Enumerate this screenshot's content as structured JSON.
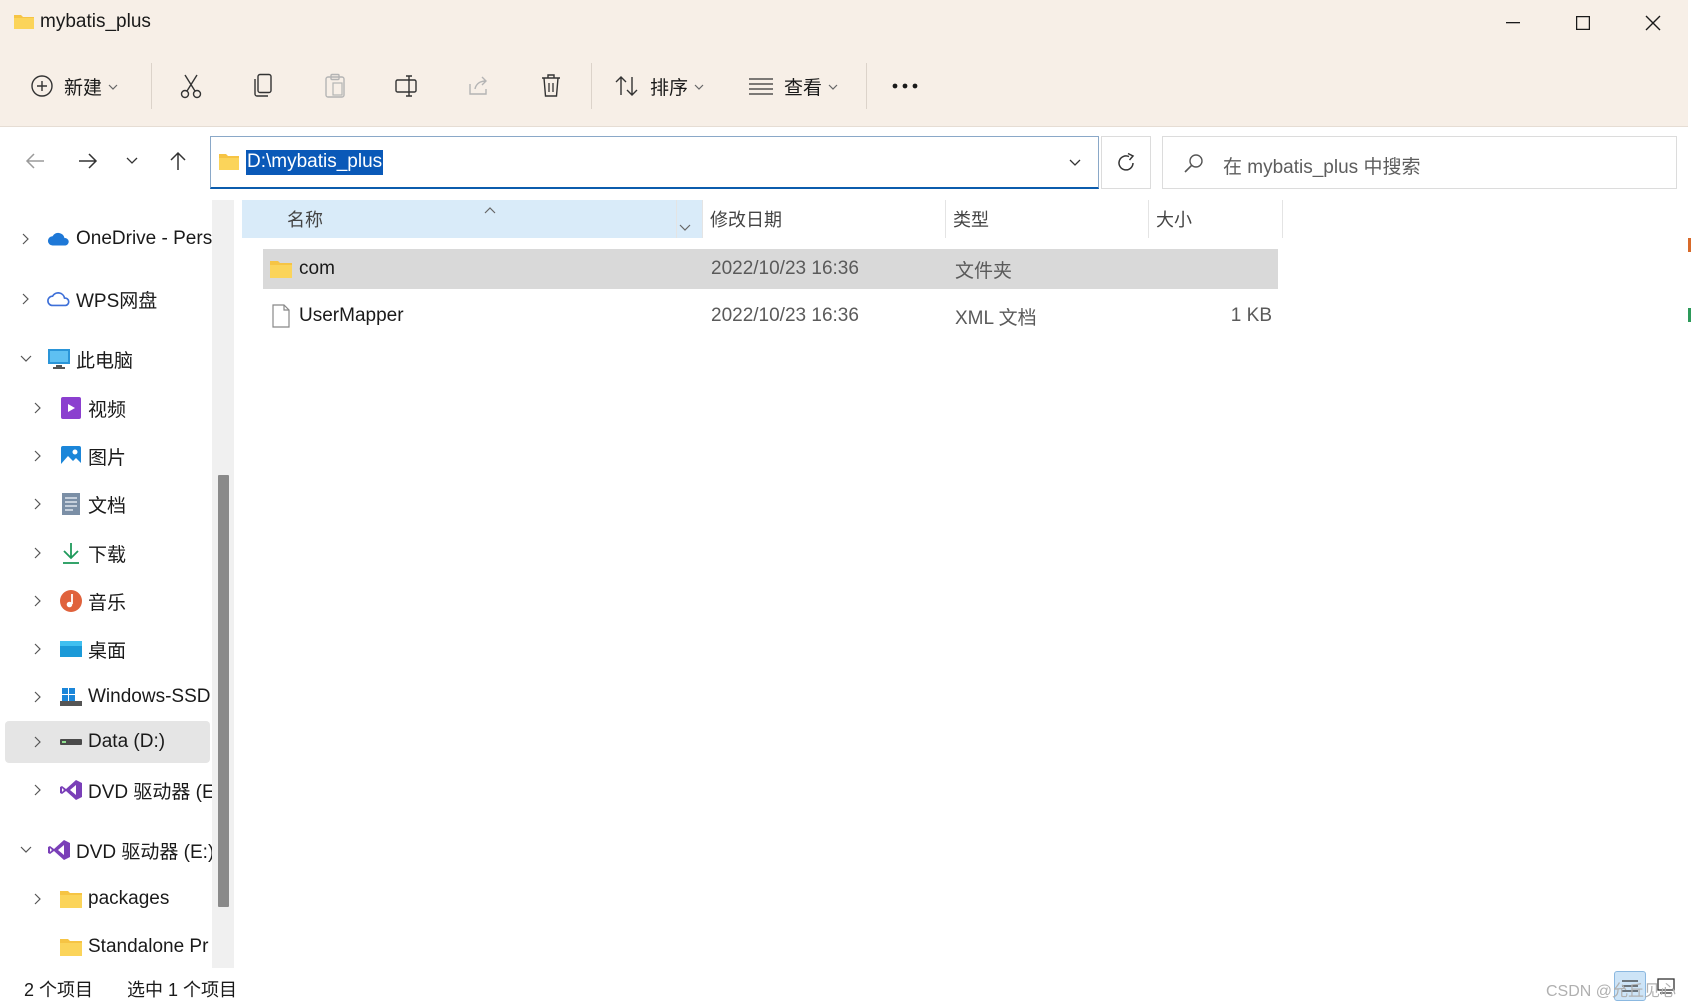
{
  "window": {
    "title": "mybatis_plus"
  },
  "commands": {
    "new_label": "新建",
    "sort_label": "排序",
    "view_label": "查看"
  },
  "address": {
    "path": "D:\\mybatis_plus",
    "search_placeholder": "在 mybatis_plus 中搜索"
  },
  "sidebar": {
    "items": [
      {
        "label": "OneDrive - Pers",
        "icon": "onedrive-cloud-icon"
      },
      {
        "label": "WPS网盘",
        "icon": "wps-cloud-icon"
      },
      {
        "label": "此电脑",
        "icon": "computer-icon"
      },
      {
        "label": "视频",
        "icon": "video-icon"
      },
      {
        "label": "图片",
        "icon": "pictures-icon"
      },
      {
        "label": "文档",
        "icon": "documents-icon"
      },
      {
        "label": "下载",
        "icon": "download-icon"
      },
      {
        "label": "音乐",
        "icon": "music-icon"
      },
      {
        "label": "桌面",
        "icon": "desktop-icon"
      },
      {
        "label": "Windows-SSD",
        "icon": "windows-drive-icon"
      },
      {
        "label": "Data (D:)",
        "icon": "drive-icon"
      },
      {
        "label": "DVD 驱动器 (E:",
        "icon": "visual-studio-icon"
      },
      {
        "label": "DVD 驱动器 (E:)",
        "icon": "visual-studio-icon"
      },
      {
        "label": "packages",
        "icon": "folder-icon"
      },
      {
        "label": "Standalone Pr",
        "icon": "folder-icon"
      }
    ]
  },
  "columns": {
    "name": "名称",
    "modified": "修改日期",
    "type": "类型",
    "size": "大小"
  },
  "files": [
    {
      "name": "com",
      "modified": "2022/10/23 16:36",
      "type": "文件夹",
      "size": "",
      "icon": "folder-icon"
    },
    {
      "name": "UserMapper",
      "modified": "2022/10/23 16:36",
      "type": "XML 文档",
      "size": "1 KB",
      "icon": "file-icon"
    }
  ],
  "status": {
    "item_count": "2 个项目",
    "selected_count": "选中 1 个项目",
    "watermark": "CSDN @允丘见心"
  },
  "colors": {
    "accent": "#0a59b8",
    "titlebar_bg": "#f7efe7",
    "folder_yellow": "#f6c444",
    "selection_gray": "#d9d9d9",
    "sort_header_bg": "#d9ebf9"
  }
}
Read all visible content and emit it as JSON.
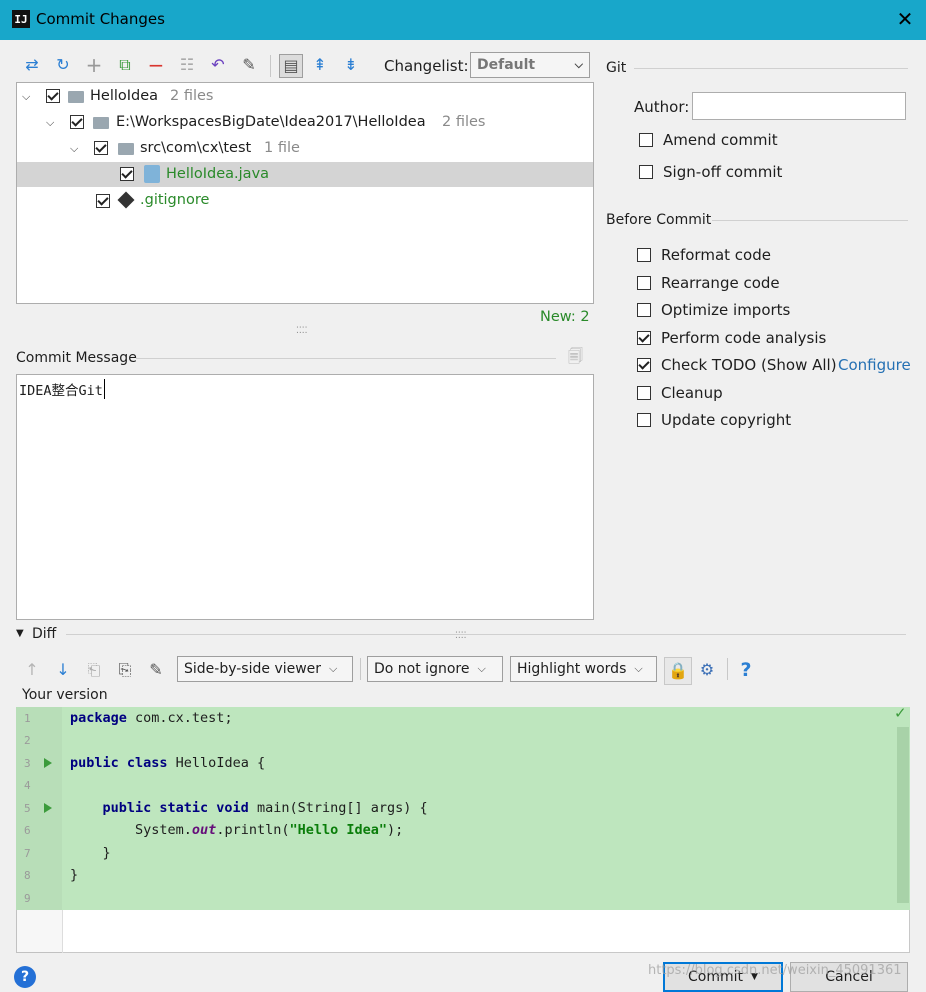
{
  "window": {
    "title": "Commit Changes",
    "app_icon_text": "IJ"
  },
  "toolbar": {
    "icons": [
      "show-diff-icon",
      "refresh-icon",
      "add-icon",
      "move-to-changelist-icon",
      "remove-icon",
      "group-by-icon",
      "rollback-icon",
      "edit-source-icon",
      "toggle-view-icon",
      "expand-all-icon",
      "collapse-all-icon"
    ],
    "changelist_label": "Changelist:",
    "changelist_value": "Default"
  },
  "tree": {
    "root": {
      "name": "HelloIdea",
      "count": "2 files"
    },
    "path": {
      "name": "E:\\WorkspacesBigDate\\Idea2017\\HelloIdea",
      "count": "2 files"
    },
    "package": {
      "name": "src\\com\\cx\\test",
      "count": "1 file"
    },
    "file1": {
      "name": "HelloIdea.java"
    },
    "file2": {
      "name": ".gitignore"
    },
    "status": "New: 2"
  },
  "commit_message": {
    "label": "Commit Message",
    "value": "IDEA整合Git"
  },
  "git": {
    "section": "Git",
    "author_label": "Author:",
    "author_value": "",
    "amend": "Amend commit",
    "signoff": "Sign-off commit"
  },
  "before_commit": {
    "section": "Before Commit",
    "options": [
      {
        "label": "Reformat code",
        "checked": false
      },
      {
        "label": "Rearrange code",
        "checked": false
      },
      {
        "label": "Optimize imports",
        "checked": false
      },
      {
        "label": "Perform code analysis",
        "checked": true
      },
      {
        "label": "Check TODO (Show All)",
        "checked": true
      },
      {
        "label": "Cleanup",
        "checked": false
      },
      {
        "label": "Update copyright",
        "checked": false
      }
    ],
    "configure": "Configure"
  },
  "diff": {
    "label": "Diff",
    "viewer": "Side-by-side viewer",
    "whitespace": "Do not ignore",
    "highlight": "Highlight words",
    "help": "?",
    "your_version": "Your version",
    "lines": [
      "1",
      "2",
      "3",
      "4",
      "5",
      "6",
      "7",
      "8",
      "9"
    ]
  },
  "footer": {
    "commit": "Commit",
    "cancel": "Cancel",
    "help": "?",
    "watermark": "https://blog.csdn.net/weixin_45091361"
  },
  "colors": {
    "titlebar": "#18a7ca",
    "added_bg": "#bee6be",
    "green_text": "#2a8a2a",
    "link": "#2470b3"
  }
}
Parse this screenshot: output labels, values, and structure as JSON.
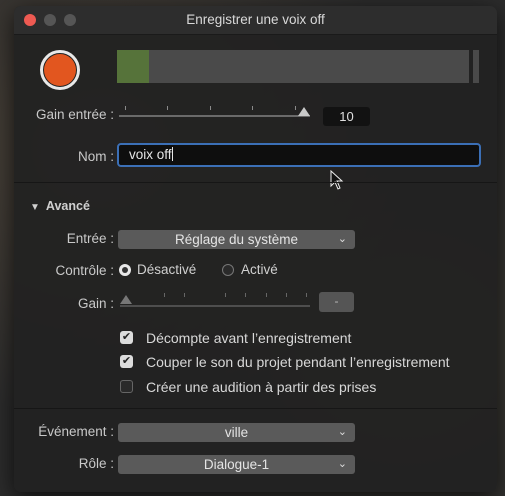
{
  "window": {
    "title": "Enregistrer une voix off"
  },
  "meter": {
    "level": 0.09
  },
  "gain_input": {
    "label": "Gain entrée :",
    "value": "10",
    "slider_fraction": 0.97
  },
  "name": {
    "label": "Nom :",
    "value": "voix off"
  },
  "advanced": {
    "label": "Avancé",
    "input": {
      "label": "Entrée :",
      "value": "Réglage du système"
    },
    "monitor": {
      "label": "Contrôle :",
      "options": [
        "Désactivé",
        "Activé"
      ],
      "selected": "Désactivé"
    },
    "gain": {
      "label": "Gain :",
      "value": "-",
      "slider_fraction": 0.0
    },
    "checkboxes": [
      {
        "label": "Décompte avant l’enregistrement",
        "checked": true
      },
      {
        "label": "Couper le son du projet pendant l’enregistrement",
        "checked": true
      },
      {
        "label": "Créer une audition à partir des prises",
        "checked": false
      }
    ]
  },
  "event": {
    "label": "Événement :",
    "value": "ville"
  },
  "role": {
    "label": "Rôle :",
    "value": "Dialogue-1"
  },
  "colors": {
    "record": "#e2561f",
    "accent_focus": "#3b6fb6",
    "meter_fill": "#56733a"
  },
  "icons": [
    "record-icon",
    "disclosure-triangle-icon",
    "chevron-down-icon",
    "mouse-pointer-icon"
  ]
}
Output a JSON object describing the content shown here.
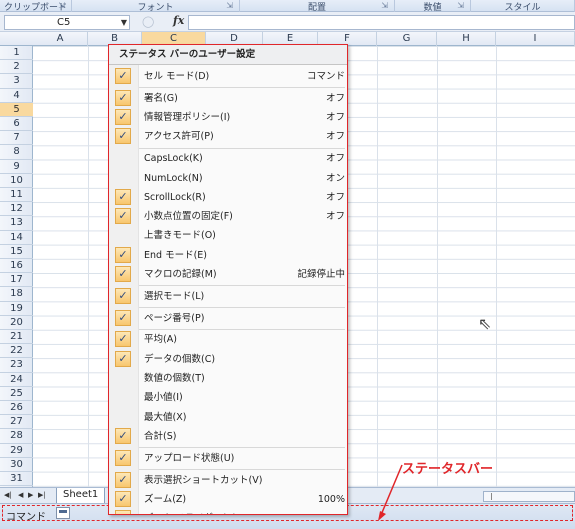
{
  "ribbon_groups": [
    {
      "label": "クリップボード",
      "w": 72
    },
    {
      "label": "フォント",
      "w": 168
    },
    {
      "label": "配置",
      "w": 155
    },
    {
      "label": "数値",
      "w": 76
    },
    {
      "label": "スタイル",
      "w": 104
    }
  ],
  "formula_bar": {
    "name_box": "C5",
    "fx": "fx"
  },
  "columns": [
    "A",
    "B",
    "C",
    "D",
    "E",
    "F",
    "G",
    "H",
    "I"
  ],
  "rows": [
    "1",
    "2",
    "3",
    "4",
    "5",
    "6",
    "7",
    "8",
    "9",
    "10",
    "11",
    "12",
    "13",
    "14",
    "15",
    "16",
    "17",
    "18",
    "19",
    "20",
    "21",
    "22",
    "23",
    "24",
    "25",
    "26",
    "27",
    "28",
    "29",
    "30",
    "31"
  ],
  "selected_cell": {
    "column": "C",
    "row": "5"
  },
  "context_menu": {
    "title": "ステータス バーのユーザー設定",
    "items": [
      {
        "label": "セル モード(D)",
        "value": "コマンド",
        "checked": true
      },
      {
        "label": "署名(G)",
        "value": "オフ",
        "checked": true
      },
      {
        "label": "情報管理ポリシー(I)",
        "value": "オフ",
        "checked": true
      },
      {
        "label": "アクセス許可(P)",
        "value": "オフ",
        "checked": true
      },
      {
        "label": "CapsLock(K)",
        "value": "オフ",
        "checked": false
      },
      {
        "label": "NumLock(N)",
        "value": "オン",
        "checked": false
      },
      {
        "label": "ScrollLock(R)",
        "value": "オフ",
        "checked": true
      },
      {
        "label": "小数点位置の固定(F)",
        "value": "オフ",
        "checked": true
      },
      {
        "label": "上書きモード(O)",
        "value": "",
        "checked": false
      },
      {
        "label": "End モード(E)",
        "value": "",
        "checked": true
      },
      {
        "label": "マクロの記録(M)",
        "value": "記録停止中",
        "checked": true
      },
      {
        "label": "選択モード(L)",
        "value": "",
        "checked": true
      },
      {
        "label": "ページ番号(P)",
        "value": "",
        "checked": true
      },
      {
        "label": "平均(A)",
        "value": "",
        "checked": true
      },
      {
        "label": "データの個数(C)",
        "value": "",
        "checked": true
      },
      {
        "label": "数値の個数(T)",
        "value": "",
        "checked": false
      },
      {
        "label": "最小値(I)",
        "value": "",
        "checked": false
      },
      {
        "label": "最大値(X)",
        "value": "",
        "checked": false
      },
      {
        "label": "合計(S)",
        "value": "",
        "checked": true
      },
      {
        "label": "アップロード状態(U)",
        "value": "",
        "checked": true
      },
      {
        "label": "表示選択ショートカット(V)",
        "value": "",
        "checked": true
      },
      {
        "label": "ズーム(Z)",
        "value": "100%",
        "checked": true
      },
      {
        "label": "ズーム スライダー(Z)",
        "value": "",
        "checked": true
      }
    ]
  },
  "sheet_tabs": {
    "active": "Sheet1"
  },
  "status_bar": {
    "mode": "コマンド"
  },
  "annotation": {
    "label": "ステータスバー"
  },
  "check_glyph": "✓",
  "colors": {
    "highlight": "#e0262a",
    "selected_header": "#f9d99f"
  }
}
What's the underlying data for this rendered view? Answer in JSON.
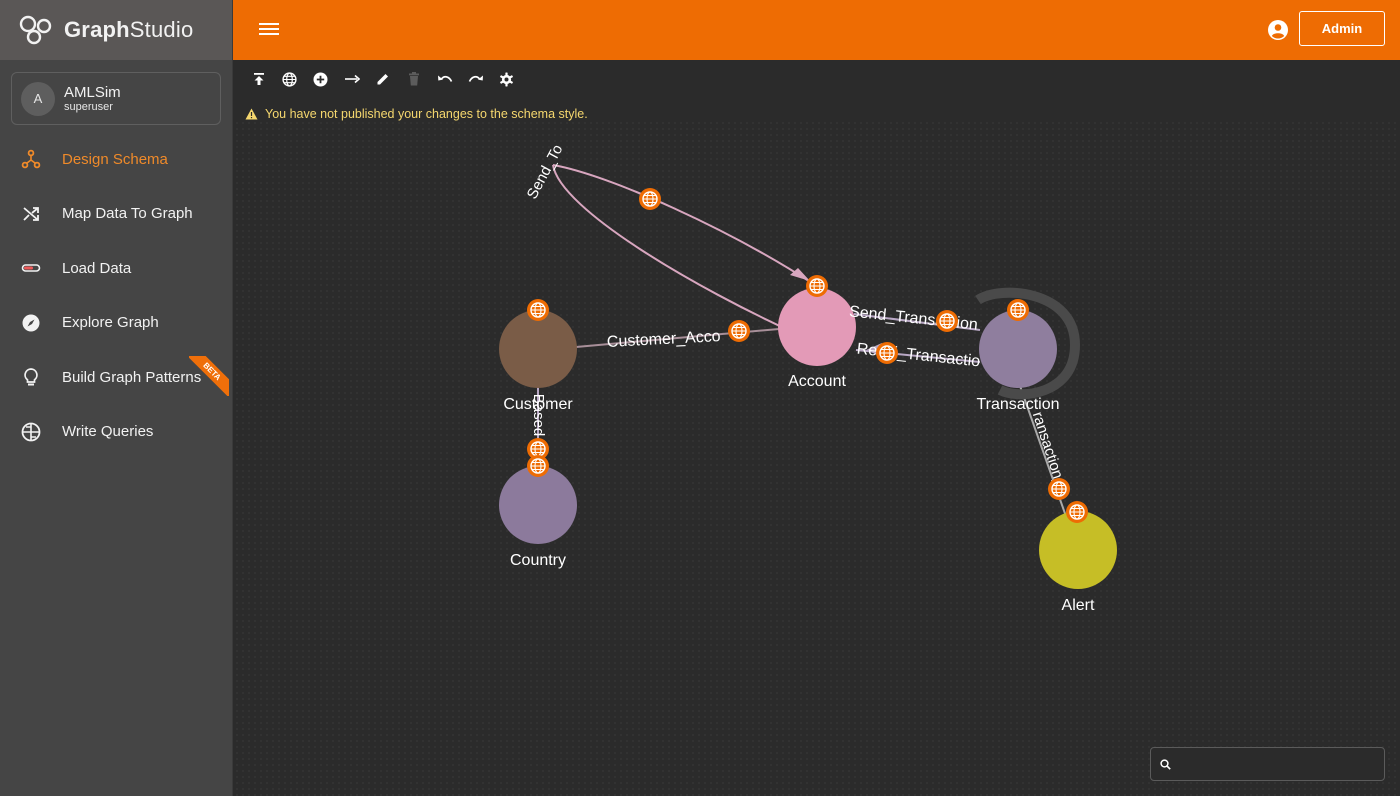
{
  "app": {
    "logo_graph": "Graph",
    "logo_studio": "Studio"
  },
  "user": {
    "initial": "A",
    "name": "AMLSim",
    "role": "superuser"
  },
  "nav": [
    {
      "label": "Design Schema",
      "icon": "schema-icon",
      "active": true
    },
    {
      "label": "Map Data To Graph",
      "icon": "shuffle-icon"
    },
    {
      "label": "Load Data",
      "icon": "load-bar-icon"
    },
    {
      "label": "Explore Graph",
      "icon": "compass-icon"
    },
    {
      "label": "Build Graph Patterns",
      "icon": "lightbulb-icon",
      "badge": "BETA"
    },
    {
      "label": "Write Queries",
      "icon": "globe-grid-icon"
    }
  ],
  "header": {
    "admin_label": "Admin"
  },
  "toolbar": {
    "tools": [
      "publish-icon",
      "globe-icon",
      "add-vertex-icon",
      "add-edge-icon",
      "edit-icon",
      "delete-icon",
      "undo-icon",
      "redo-icon",
      "settings-icon"
    ]
  },
  "warning": {
    "text": "You have not published your changes to the schema style."
  },
  "graph": {
    "vertices": [
      {
        "label": "Account",
        "color": "#e39ab7"
      },
      {
        "label": "Customer",
        "color": "#7a5c47"
      },
      {
        "label": "Transaction",
        "color": "#8f7e9e"
      },
      {
        "label": "Country",
        "color": "#8c7a9c"
      },
      {
        "label": "Alert",
        "color": "#c6be26"
      }
    ],
    "edges": [
      {
        "label": "Send_To"
      },
      {
        "label": "Customer_Acco"
      },
      {
        "label": "Send_Transaction"
      },
      {
        "label": "Recei_Transactio"
      },
      {
        "label": "Based"
      },
      {
        "label": "ransaction_F"
      }
    ]
  },
  "search": {
    "placeholder": "",
    "value": ""
  },
  "colors": {
    "accent": "#ee6c03",
    "sidebar": "#454545",
    "canvas": "#2b2b2b",
    "active_nav": "#ef8a2a"
  }
}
═══
▶ _REQUIREMENT_
Of all the lines above, how many contain "HelloIdea"? Give the number and nothing more.

▶ _RESPONSE TO THIS EXERCISE_
3